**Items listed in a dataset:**
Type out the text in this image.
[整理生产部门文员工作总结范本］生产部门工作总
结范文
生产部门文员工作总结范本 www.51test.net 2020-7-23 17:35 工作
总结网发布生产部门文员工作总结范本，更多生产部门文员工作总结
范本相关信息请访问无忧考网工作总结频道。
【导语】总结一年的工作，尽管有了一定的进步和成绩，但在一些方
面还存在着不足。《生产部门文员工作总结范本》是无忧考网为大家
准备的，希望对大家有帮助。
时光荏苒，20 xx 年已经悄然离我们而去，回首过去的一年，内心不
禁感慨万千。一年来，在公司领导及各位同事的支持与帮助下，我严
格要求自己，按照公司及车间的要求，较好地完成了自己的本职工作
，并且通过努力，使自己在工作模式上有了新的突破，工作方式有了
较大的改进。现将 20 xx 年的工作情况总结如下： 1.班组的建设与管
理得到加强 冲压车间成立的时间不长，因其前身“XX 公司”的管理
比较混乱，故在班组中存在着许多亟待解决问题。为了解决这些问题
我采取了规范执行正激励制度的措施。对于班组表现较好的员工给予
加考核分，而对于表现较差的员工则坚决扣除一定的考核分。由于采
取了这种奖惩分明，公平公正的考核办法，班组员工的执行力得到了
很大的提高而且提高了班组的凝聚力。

**WORK REQUIRED:**
Reproduce the entire listing word for word.

**WORKED SOLUTION:**
Type out the text in this image.
[整理生产部门文员工作总结范本］生产部门工作总
结范文
生产部门文员工作总结范本 www.51test.net 2020-7-23 17:35 工作
总结网发布生产部门文员工作总结范本，更多生产部门文员工作总结
范本相关信息请访问无忧考网工作总结频道。
【导语】总结一年的工作，尽管有了一定的进步和成绩，但在一些方
面还存在着不足。《生产部门文员工作总结范本》是无忧考网为大家
准备的，希望对大家有帮助。
时光荏苒，20 xx 年已经悄然离我们而去，回首过去的一年，内心不
禁感慨万千。一年来，在公司领导及各位同事的支持与帮助下，我严
格要求自己，按照公司及车间的要求，较好地完成了自己的本职工作
，并且通过努力，使自己在工作模式上有了新的突破，工作方式有了
较大的改进。现将 20 xx 年的工作情况总结如下： 1.班组的建设与管
理得到加强 冲压车间成立的时间不长，因其前身“XX 公司”的管理
比较混乱，故在班组中存在着许多亟待解决问题。为了解决这些问题
我采取了规范执行正激励制度的措施。对于班组表现较好的员工给予
加考核分，而对于表现较差的员工则坚决扣除一定的考核分。由于采
取了这种奖惩分明，公平公正的考核办法，班组员工的执行力得到了
很大的提高而且提高了班组的凝聚力。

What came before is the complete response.